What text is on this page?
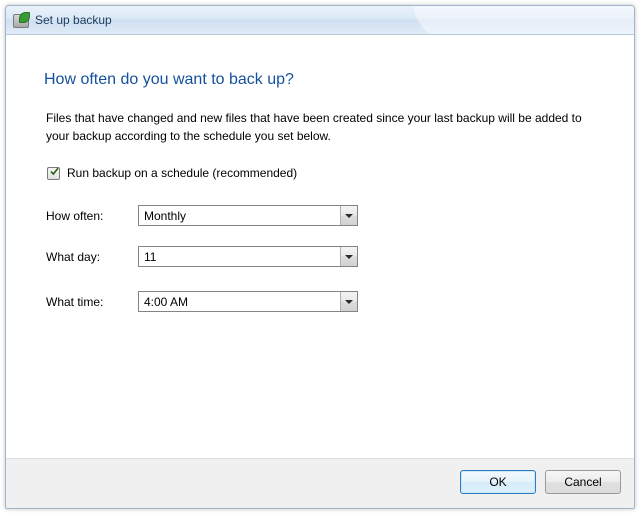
Set up backup
How often do you want to back up?
Files that have changed and new files that have been created since your last backup will be added to your backup according to the schedule you set below.
Run backup on a schedule (recommended)
How often:	Monthly
What day:	11
What time:	4:00 AM
OK	Cancel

--------------------------------------------------

• **PROBLEM TO SOLVE**
Copy the records above exactly, omitting every picture.

• **TASK ANSWER**
What text is on this page?
Set up backup
How often do you want to back up?
Files that have changed and new files that have been created since your last backup will be added to your backup according to the schedule you set below.
Run backup on a schedule (recommended)
How often:	Monthly
What day:	11
What time:	4:00 AM
OK	Cancel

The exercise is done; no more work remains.